_Objective_
Would you repeat the listing exactly but omit every picture?

_The records_
****************

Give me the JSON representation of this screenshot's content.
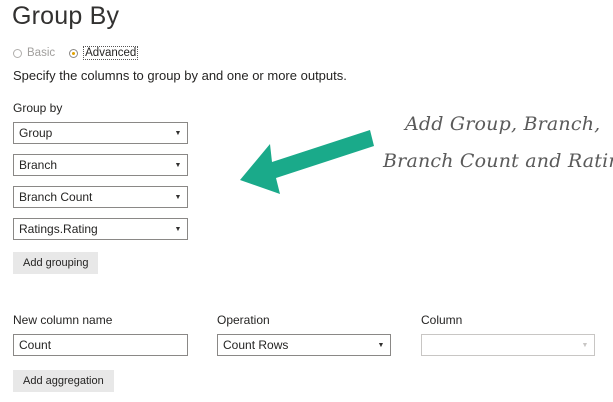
{
  "dialog": {
    "title": "Group By",
    "radios": [
      {
        "label": "Basic",
        "selected": false
      },
      {
        "label": "Advanced",
        "selected": true
      }
    ],
    "description": "Specify the columns to group by and one or more outputs."
  },
  "group_by": {
    "label": "Group by",
    "dropdowns": [
      "Group",
      "Branch",
      "Branch Count",
      "Ratings.Rating"
    ],
    "add_grouping_label": "Add grouping"
  },
  "aggregation": {
    "new_column_name_label": "New column name",
    "operation_label": "Operation",
    "column_label": "Column",
    "new_column_value": "Count",
    "operation_value": "Count Rows",
    "column_value": "",
    "add_aggregation_label": "Add aggregation"
  },
  "annotation": {
    "line1": "Add Group, Branch,",
    "line2": "Branch Count and Ratings",
    "arrow_color": "#1aaa8a"
  },
  "colors": {
    "radio_accent": "#e1a100",
    "button_bg": "#e8e8e8"
  },
  "icons": {
    "dropdown": "chevron-down-icon",
    "arrow": "arrow-left-icon"
  }
}
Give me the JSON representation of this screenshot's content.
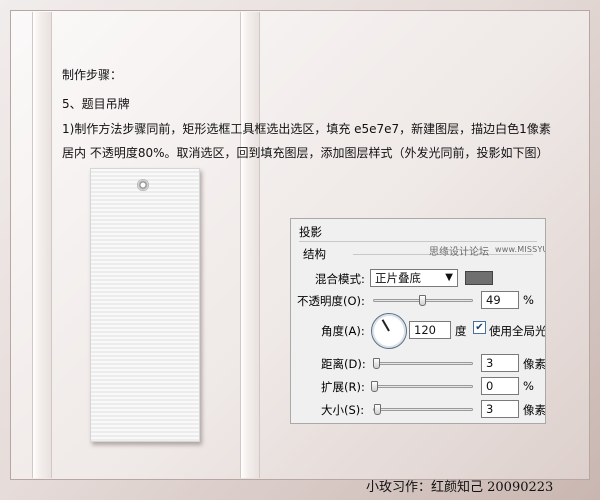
{
  "instructions": {
    "heading": "制作步骤：",
    "step_title": "5、题目吊牌",
    "line1": "1)制作方法步骤同前，矩形选框工具框选出选区，填充 e5e7e7，新建图层，描边白色1像素",
    "line2": "居内  不透明度80%。取消选区，回到填充图层，添加图层样式（外发光同前，投影如下图）"
  },
  "dialog": {
    "title": "投影",
    "section": "结构",
    "watermark_cn": "思缘设计论坛",
    "watermark_url": "www.MISSYUAN.COM",
    "blend_label": "混合模式:",
    "blend_value": "正片叠底",
    "blend_color": "#6f6f6f",
    "opacity_label": "不透明度(O):",
    "opacity_value": "49",
    "opacity_unit": "%",
    "opacity_fraction": 0.49,
    "angle_label": "角度(A):",
    "angle_value": "120",
    "angle_unit": "度",
    "global_light_label": "使用全局光",
    "global_light_checked": true,
    "distance_label": "距离(D):",
    "distance_value": "3",
    "distance_unit": "像素",
    "spread_label": "扩展(R):",
    "spread_value": "0",
    "spread_unit": "%",
    "size_label": "大小(S):",
    "size_value": "3",
    "size_unit": "像素"
  },
  "signature": "小玫习作：红颜知己  20090223"
}
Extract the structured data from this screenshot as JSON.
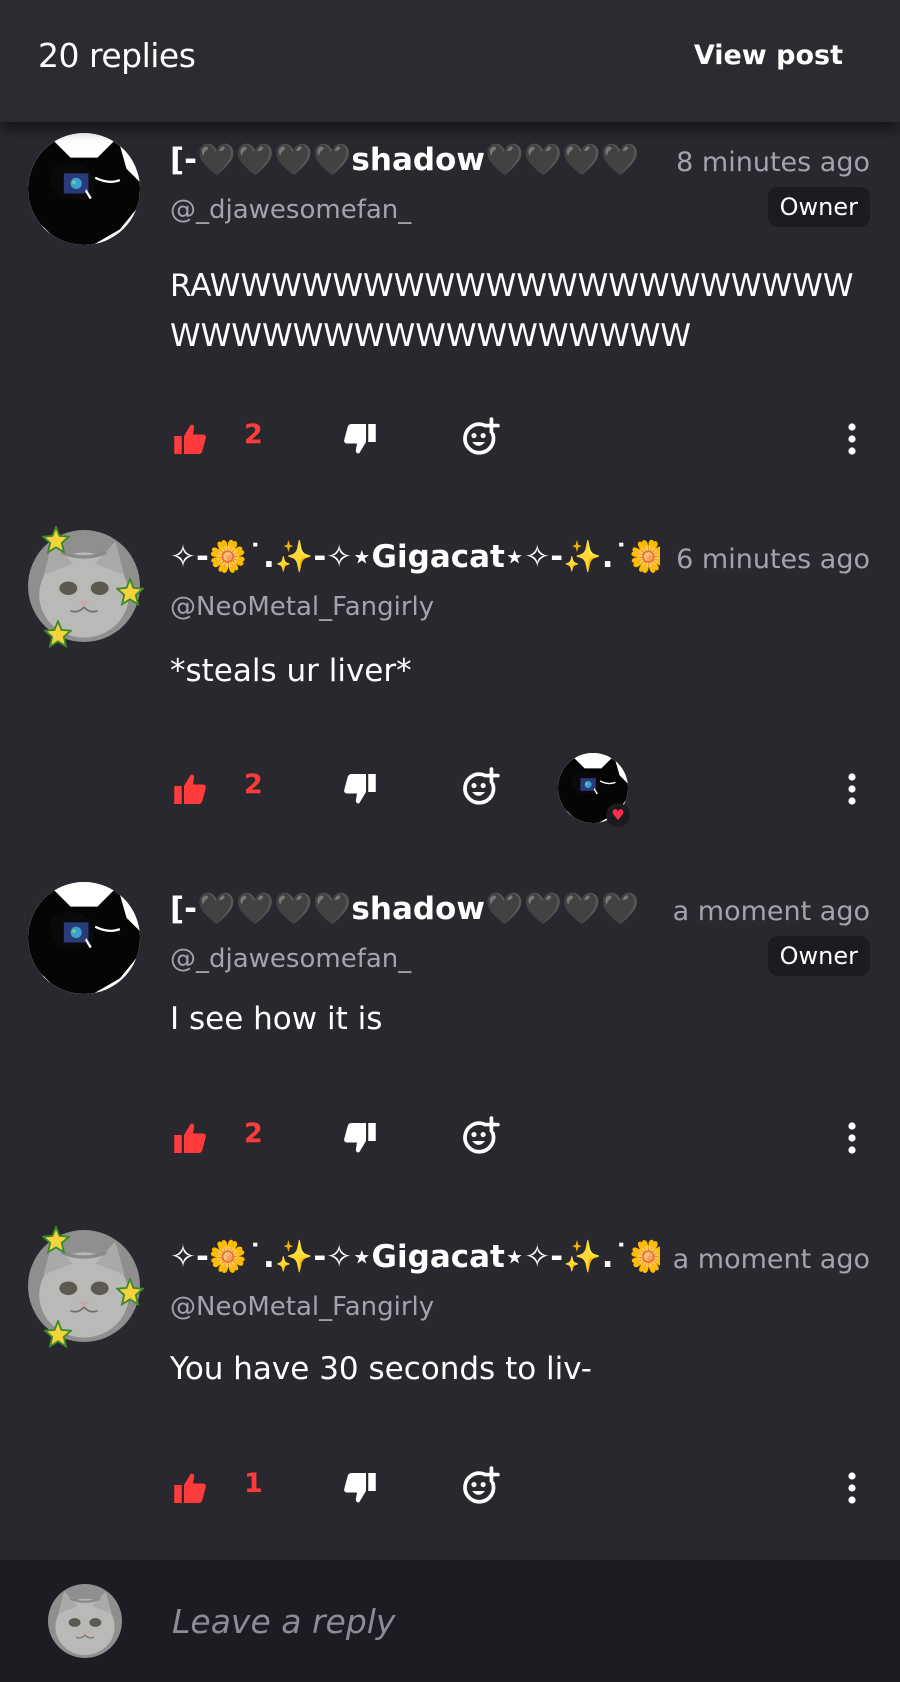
{
  "header": {
    "replies_count": "20 replies",
    "view_post_label": "View post"
  },
  "comments": [
    {
      "name": "[-🖤🖤🖤🖤shadow🖤🖤🖤🖤",
      "handle": "@_djawesomefan_",
      "time": "8 minutes ago",
      "badge": "Owner",
      "text": "RAWWWWWWWWWWWWWWWWWWWWWWWWWWWWWWWWWWWWWW",
      "likes": "2",
      "avatar": "black-cat-avatar"
    },
    {
      "name": "✧-🌼˙.✨-✧⋆Gigacat⋆✧-✨.˙🌼",
      "handle": "@NeoMetal_Fangirly",
      "time": "6 minutes ago",
      "text": "*steals ur liver*",
      "likes": "2",
      "avatar": "gray-cat-avatar",
      "reaction": "heart"
    },
    {
      "name": "[-🖤🖤🖤🖤shadow🖤🖤🖤🖤",
      "handle": "@_djawesomefan_",
      "time": "a moment ago",
      "badge": "Owner",
      "text": "I see how it is",
      "likes": "2",
      "avatar": "black-cat-avatar"
    },
    {
      "name": "✧-🌼˙.✨-✧⋆Gigacat⋆✧-✨.˙🌼",
      "handle": "@NeoMetal_Fangirly",
      "time": "a moment ago",
      "text": "You have 30 seconds to liv-",
      "likes": "1",
      "avatar": "gray-cat-avatar"
    }
  ],
  "footer": {
    "reply_placeholder": "Leave a reply"
  },
  "colors": {
    "background": "#29282e",
    "like": "#ff3b3b",
    "muted_text": "#a4a3ab",
    "badge_bg": "#1c1b20",
    "footer_bg": "#1d1c23"
  }
}
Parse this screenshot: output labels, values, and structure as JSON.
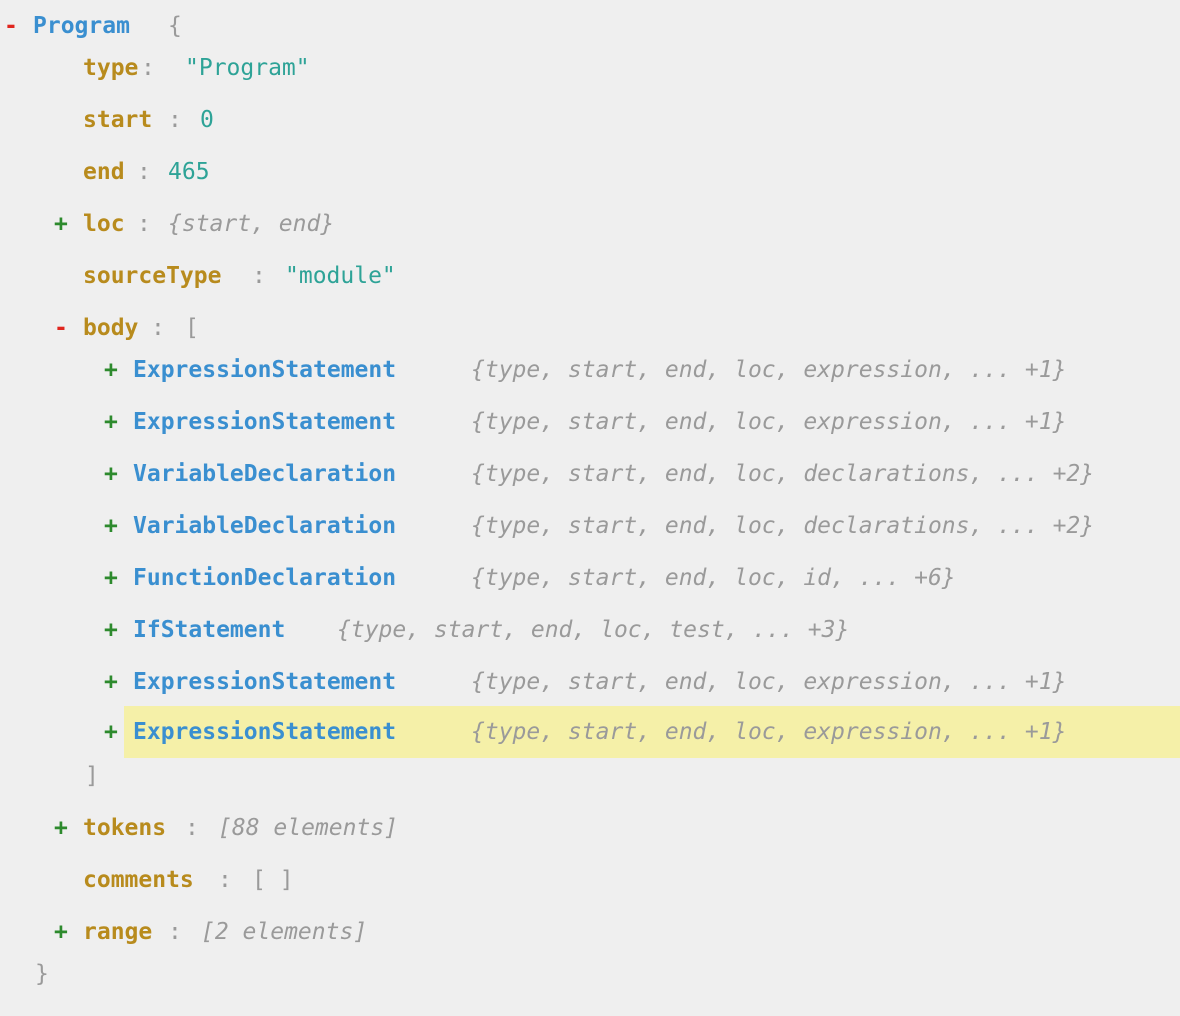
{
  "colors": {
    "background": "#efefef",
    "node_type": "#3a8fd0",
    "key": "#b88b1d",
    "string_value": "#2ea397",
    "collapse_toggle": "#e0261e",
    "expand_toggle": "#2d8a2d",
    "highlight": "#f5f0a8"
  },
  "root": {
    "toggle": "-",
    "label": "Program",
    "open_brace": "{",
    "close_brace": "}"
  },
  "props": {
    "type": {
      "key": "type",
      "colon": ":",
      "value": "\"Program\""
    },
    "start": {
      "key": "start",
      "colon": ":",
      "value": "0"
    },
    "end": {
      "key": "end",
      "colon": ":",
      "value": "465"
    },
    "loc": {
      "toggle": "+",
      "key": "loc",
      "colon": ":",
      "summary": "{start, end}"
    },
    "sourceType": {
      "key": "sourceType",
      "colon": ":",
      "value": "\"module\""
    },
    "body": {
      "toggle": "-",
      "key": "body",
      "colon": ":",
      "open_bracket": "[",
      "close_bracket": "]"
    },
    "tokens": {
      "toggle": "+",
      "key": "tokens",
      "colon": ":",
      "summary": "[88 elements]"
    },
    "comments": {
      "key": "comments",
      "colon": ":",
      "value": "[ ]"
    },
    "range": {
      "toggle": "+",
      "key": "range",
      "colon": ":",
      "summary": "[2 elements]"
    }
  },
  "body_items": [
    {
      "toggle": "+",
      "type": "ExpressionStatement",
      "summary": "{type, start, end, loc, expression, ... +1}"
    },
    {
      "toggle": "+",
      "type": "ExpressionStatement",
      "summary": "{type, start, end, loc, expression, ... +1}"
    },
    {
      "toggle": "+",
      "type": "VariableDeclaration",
      "summary": "{type, start, end, loc, declarations, ... +2}"
    },
    {
      "toggle": "+",
      "type": "VariableDeclaration",
      "summary": "{type, start, end, loc, declarations, ... +2}"
    },
    {
      "toggle": "+",
      "type": "FunctionDeclaration",
      "summary": "{type, start, end, loc, id, ... +6}"
    },
    {
      "toggle": "+",
      "type": "IfStatement",
      "summary": "{type, start, end, loc, test, ... +3}"
    },
    {
      "toggle": "+",
      "type": "ExpressionStatement",
      "summary": "{type, start, end, loc, expression, ... +1}"
    },
    {
      "toggle": "+",
      "type": "ExpressionStatement",
      "summary": "{type, start, end, loc, expression, ... +1}",
      "highlighted": true
    }
  ]
}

****************

_Worked solution_
Give me the JSON representation of this screenshot's content.
{
  "dialog": {
    "title": "Group By",
    "radios": [
      {
        "label": "Basic",
        "selected": false
      },
      {
        "label": "Advanced",
        "selected": true
      }
    ],
    "description": "Specify the columns to group by and one or more outputs."
  },
  "group_by": {
    "label": "Group by",
    "dropdowns": [
      "Group",
      "Branch",
      "Branch Count",
      "Ratings.Rating"
    ],
    "add_grouping_label": "Add grouping"
  },
  "aggregation": {
    "new_column_name_label": "New column name",
    "operation_label": "Operation",
    "column_label": "Column",
    "new_column_value": "Count",
    "operation_value": "Count Rows",
    "column_value": "",
    "add_aggregation_label": "Add aggregation"
  },
  "annotation": {
    "line1": "Add Group, Branch,",
    "line2": "Branch Count and Ratings",
    "arrow_color": "#1aaa8a"
  },
  "colors": {
    "radio_accent": "#e1a100",
    "button_bg": "#e8e8e8"
  },
  "icons": {
    "dropdown": "chevron-down-icon",
    "arrow": "arrow-left-icon"
  }
}
Give me the JSON representation of this screenshot's content.
{
  "instructions": {
    "heading": "制作步骤：",
    "step_title": "5、题目吊牌",
    "line1": "1)制作方法步骤同前，矩形选框工具框选出选区，填充 e5e7e7，新建图层，描边白色1像素",
    "line2": "居内  不透明度80%。取消选区，回到填充图层，添加图层样式（外发光同前，投影如下图）"
  },
  "dialog": {
    "title": "投影",
    "section": "结构",
    "watermark_cn": "思缘设计论坛",
    "watermark_url": "www.MISSYUAN.COM",
    "blend_label": "混合模式:",
    "blend_value": "正片叠底",
    "blend_color": "#6f6f6f",
    "opacity_label": "不透明度(O):",
    "opacity_value": "49",
    "opacity_unit": "%",
    "opacity_fraction": 0.49,
    "angle_label": "角度(A):",
    "angle_value": "120",
    "angle_unit": "度",
    "global_light_label": "使用全局光",
    "global_light_checked": true,
    "distance_label": "距离(D):",
    "distance_value": "3",
    "distance_unit": "像素",
    "spread_label": "扩展(R):",
    "spread_value": "0",
    "spread_unit": "%",
    "size_label": "大小(S):",
    "size_value": "3",
    "size_unit": "像素"
  },
  "signature": "小玫习作：红颜知己  20090223"
}
Extract the structured data from this screenshot as JSON.
{
  "header": {
    "replies_count": "20 replies",
    "view_post_label": "View post"
  },
  "comments": [
    {
      "name": "[-🖤🖤🖤🖤shadow🖤🖤🖤🖤",
      "handle": "@_djawesomefan_",
      "time": "8 minutes ago",
      "badge": "Owner",
      "text": "RAWWWWWWWWWWWWWWWWWWWWWWWWWWWWWWWWWWWWWW",
      "likes": "2",
      "avatar": "black-cat-avatar"
    },
    {
      "name": "✧-🌼˙.✨-✧⋆Gigacat⋆✧-✨.˙🌼",
      "handle": "@NeoMetal_Fangirly",
      "time": "6 minutes ago",
      "text": "*steals ur liver*",
      "likes": "2",
      "avatar": "gray-cat-avatar",
      "reaction": "heart"
    },
    {
      "name": "[-🖤🖤🖤🖤shadow🖤🖤🖤🖤",
      "handle": "@_djawesomefan_",
      "time": "a moment ago",
      "badge": "Owner",
      "text": "I see how it is",
      "likes": "2",
      "avatar": "black-cat-avatar"
    },
    {
      "name": "✧-🌼˙.✨-✧⋆Gigacat⋆✧-✨.˙🌼",
      "handle": "@NeoMetal_Fangirly",
      "time": "a moment ago",
      "text": "You have 30 seconds to liv-",
      "likes": "1",
      "avatar": "gray-cat-avatar"
    }
  ],
  "footer": {
    "reply_placeholder": "Leave a reply"
  },
  "colors": {
    "background": "#29282e",
    "like": "#ff3b3b",
    "muted_text": "#a4a3ab",
    "badge_bg": "#1c1b20",
    "footer_bg": "#1d1c23"
  }
}
Parse this screenshot: output labels, values, and structure as JSON.
{
  "colors": {
    "background": "#efefef",
    "node_type": "#3a8fd0",
    "key": "#b88b1d",
    "string_value": "#2ea397",
    "collapse_toggle": "#e0261e",
    "expand_toggle": "#2d8a2d",
    "highlight": "#f5f0a8"
  },
  "root": {
    "toggle": "-",
    "label": "Program",
    "open_brace": "{",
    "close_brace": "}"
  },
  "props": {
    "type": {
      "key": "type",
      "colon": ":",
      "value": "\"Program\""
    },
    "start": {
      "key": "start",
      "colon": ":",
      "value": "0"
    },
    "end": {
      "key": "end",
      "colon": ":",
      "value": "465"
    },
    "loc": {
      "toggle": "+",
      "key": "loc",
      "colon": ":",
      "summary": "{start, end}"
    },
    "sourceType": {
      "key": "sourceType",
      "colon": ":",
      "value": "\"module\""
    },
    "body": {
      "toggle": "-",
      "key": "body",
      "colon": ":",
      "open_bracket": "[",
      "close_bracket": "]"
    },
    "tokens": {
      "toggle": "+",
      "key": "tokens",
      "colon": ":",
      "summary": "[88 elements]"
    },
    "comments": {
      "key": "comments",
      "colon": ":",
      "value": "[ ]"
    },
    "range": {
      "toggle": "+",
      "key": "range",
      "colon": ":",
      "summary": "[2 elements]"
    }
  },
  "body_items": [
    {
      "toggle": "+",
      "type": "ExpressionStatement",
      "summary": "{type, start, end, loc, expression, ... +1}"
    },
    {
      "toggle": "+",
      "type": "ExpressionStatement",
      "summary": "{type, start, end, loc, expression, ... +1}"
    },
    {
      "toggle": "+",
      "type": "VariableDeclaration",
      "summary": "{type, start, end, loc, declarations, ... +2}"
    },
    {
      "toggle": "+",
      "type": "VariableDeclaration",
      "summary": "{type, start, end, loc, declarations, ... +2}"
    },
    {
      "toggle": "+",
      "type": "FunctionDeclaration",
      "summary": "{type, start, end, loc, id, ... +6}"
    },
    {
      "toggle": "+",
      "type": "IfStatement",
      "summary": "{type, start, end, loc, test, ... +3}"
    },
    {
      "toggle": "+",
      "type": "ExpressionStatement",
      "summary": "{type, start, end, loc, expression, ... +1}"
    },
    {
      "toggle": "+",
      "type": "ExpressionStatement",
      "summary": "{type, start, end, loc, expression, ... +1}",
      "highlighted": true
    }
  ]
}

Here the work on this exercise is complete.